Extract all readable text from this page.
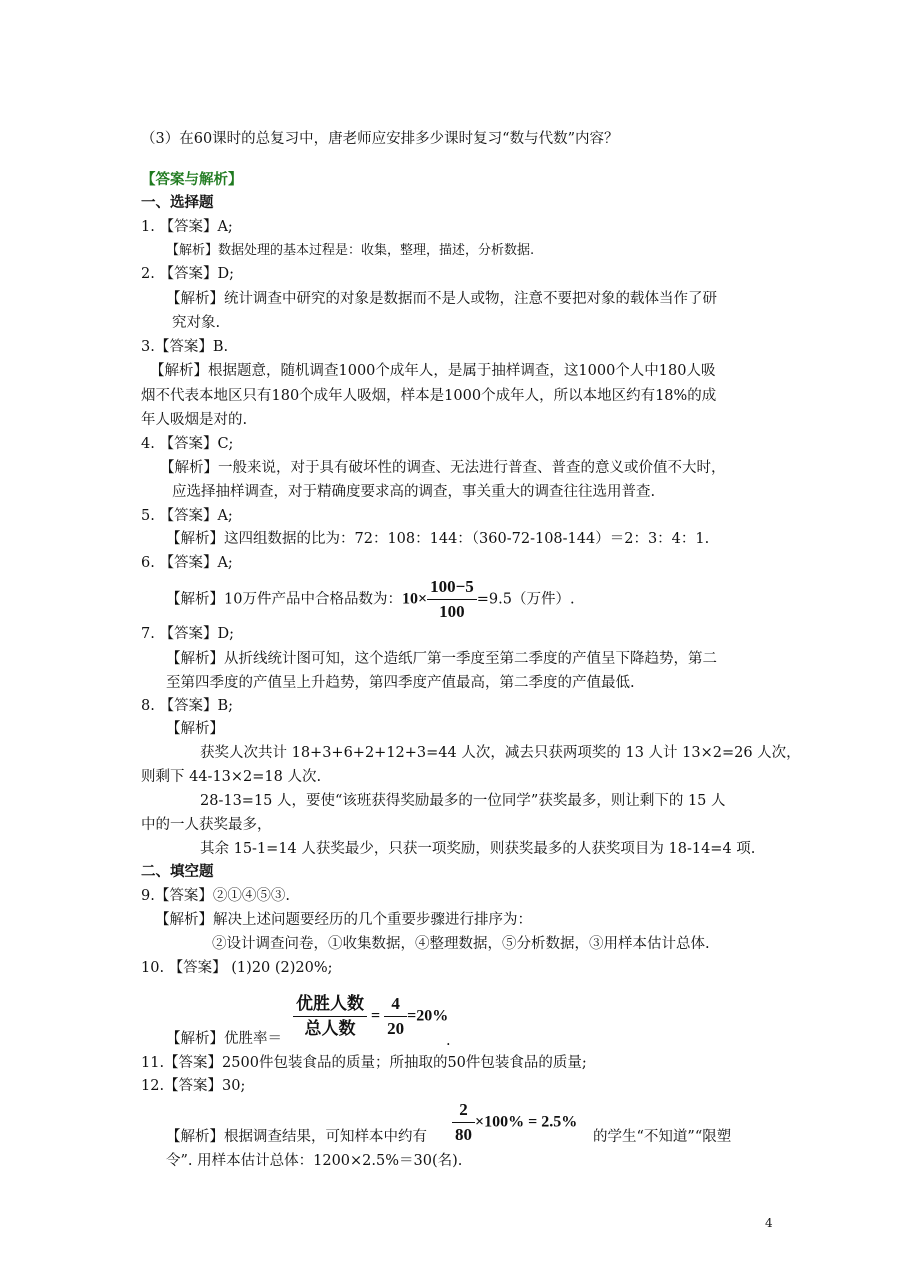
（3）在60课时的总复习中，唐老师应安排多少课时复习“数与代数”内容？
【答案与解析】
一、选择题
1. 【答案】A;
【解析】数据处理的基本过程是：收集，整理，描述，分析数据.
2. 【答案】D;
【解析】统计调查中研究的对象是数据而不是人或物，注意不要把对象的载体当作了研
究对象.
3.【答案】B.
【解析】根据题意，随机调查1000个成年人，是属于抽样调查，这1000个人中180人吸
烟不代表本地区只有180个成年人吸烟，样本是1000个成年人，所以本地区约有18%的成
年人吸烟是对的.
4. 【答案】C;
【解析】一般来说，对于具有破坏性的调查、无法进行普查、普查的意义或价值不大时，
应选择抽样调查，对于精确度要求高的调查，事关重大的调查往往选用普查.
5. 【答案】A;
【解析】这四组数据的比为：72：108：144：（360-72-108-144）＝2：3：4：1.
6. 【答案】A;
【解析】10万件产品中合格品数为：$10\times \frac{100-5}{100} =9.5$（万件）.
7. 【答案】D;
【解析】从折线统计图可知，这个造纸厂第一季度至第二季度的产值呈下降趋势，第二
至第四季度的产值呈上升趋势，第四季度产值最高，第二季度的产值最低.
8. 【答案】B;
【解析】
获奖人次共计 18+3+6+2+12+3=44 人次，减去只获两项奖的 13 人计 13×2=26 人次，
则剩下 44-13×2=18 人次.
28-13=15 人，要使“该班获得奖励最多的一位同学”获奖最多，则让剩下的 15 人
中的一人获奖最多，
其余 15-1=14 人获奖最少，只获一项奖励，则获奖最多的人获奖项目为 18-14=4 项.
二、填空题
9.【答案】②①④⑤③.
【解析】解决上述问题要经历的几个重要步骤进行排序为：
②设计调查问卷，①收集数据，④整理数据，⑤分析数据，③用样本估计总体.
10. 【答案】 (1)20 (2)20%;
$\frac{\text{优胜人数}}{\text{总人数}} = \frac{4}{20} =20\%$
【解析】优胜率＝	.
11.【答案】2500件包装食品的质量；所抽取的50件包装食品的质量;
12.【答案】30;
$\frac{2}{80} \times 100\% = 2.5\%$
【解析】根据调查结果，可知样本中约有	的学生“不知道”“限塑
令”. 用样本估计总体：1200×2.5%＝30(名).
4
* * *
*Set exercise*. Without including the pictures, reproduce all entries exactly.

*Correct response*.
Extract all readable text from this page.
（3）在60课时的总复习中，唐老师应安排多少课时复习“数与代数”内容？
【答案与解析】
一、选择题
1. 【答案】A;
【解析】数据处理的基本过程是：收集，整理，描述，分析数据.
2. 【答案】D;
【解析】统计调查中研究的对象是数据而不是人或物，注意不要把对象的载体当作了研
究对象.
3.【答案】B.
【解析】根据题意，随机调查1000个成年人，是属于抽样调查，这1000个人中180人吸
烟不代表本地区只有180个成年人吸烟，样本是1000个成年人，所以本地区约有18%的成
年人吸烟是对的.
4. 【答案】C;
【解析】一般来说，对于具有破坏性的调查、无法进行普查、普查的意义或价值不大时，
应选择抽样调查，对于精确度要求高的调查，事关重大的调查往往选用普查.
5. 【答案】A;
【解析】这四组数据的比为：72：108：144：（360-72-108-144）＝2：3：4：1.
6. 【答案】A;
【解析】10万件产品中合格品数为：$10\times \frac{100-5}{100} =9.5$（万件）.
7. 【答案】D;
【解析】从折线统计图可知，这个造纸厂第一季度至第二季度的产值呈下降趋势，第二
至第四季度的产值呈上升趋势，第四季度产值最高，第二季度的产值最低.
8. 【答案】B;
【解析】
获奖人次共计 18+3+6+2+12+3=44 人次，减去只获两项奖的 13 人计 13×2=26 人次，
则剩下 44-13×2=18 人次.
28-13=15 人，要使“该班获得奖励最多的一位同学”获奖最多，则让剩下的 15 人
中的一人获奖最多，
其余 15-1=14 人获奖最少，只获一项奖励，则获奖最多的人获奖项目为 18-14=4 项.
二、填空题
9.【答案】②①④⑤③.
【解析】解决上述问题要经历的几个重要步骤进行排序为：
②设计调查问卷，①收集数据，④整理数据，⑤分析数据，③用样本估计总体.
10. 【答案】 (1)20 (2)20%;
$\frac{\text{优胜人数}}{\text{总人数}} = \frac{4}{20} =20\%$
【解析】优胜率＝	.
11.【答案】2500件包装食品的质量；所抽取的50件包装食品的质量;
12.【答案】30;
$\frac{2}{80} \times 100\% = 2.5\%$
【解析】根据调查结果，可知样本中约有	的学生“不知道”“限塑
令”. 用样本估计总体：1200×2.5%＝30(名).
4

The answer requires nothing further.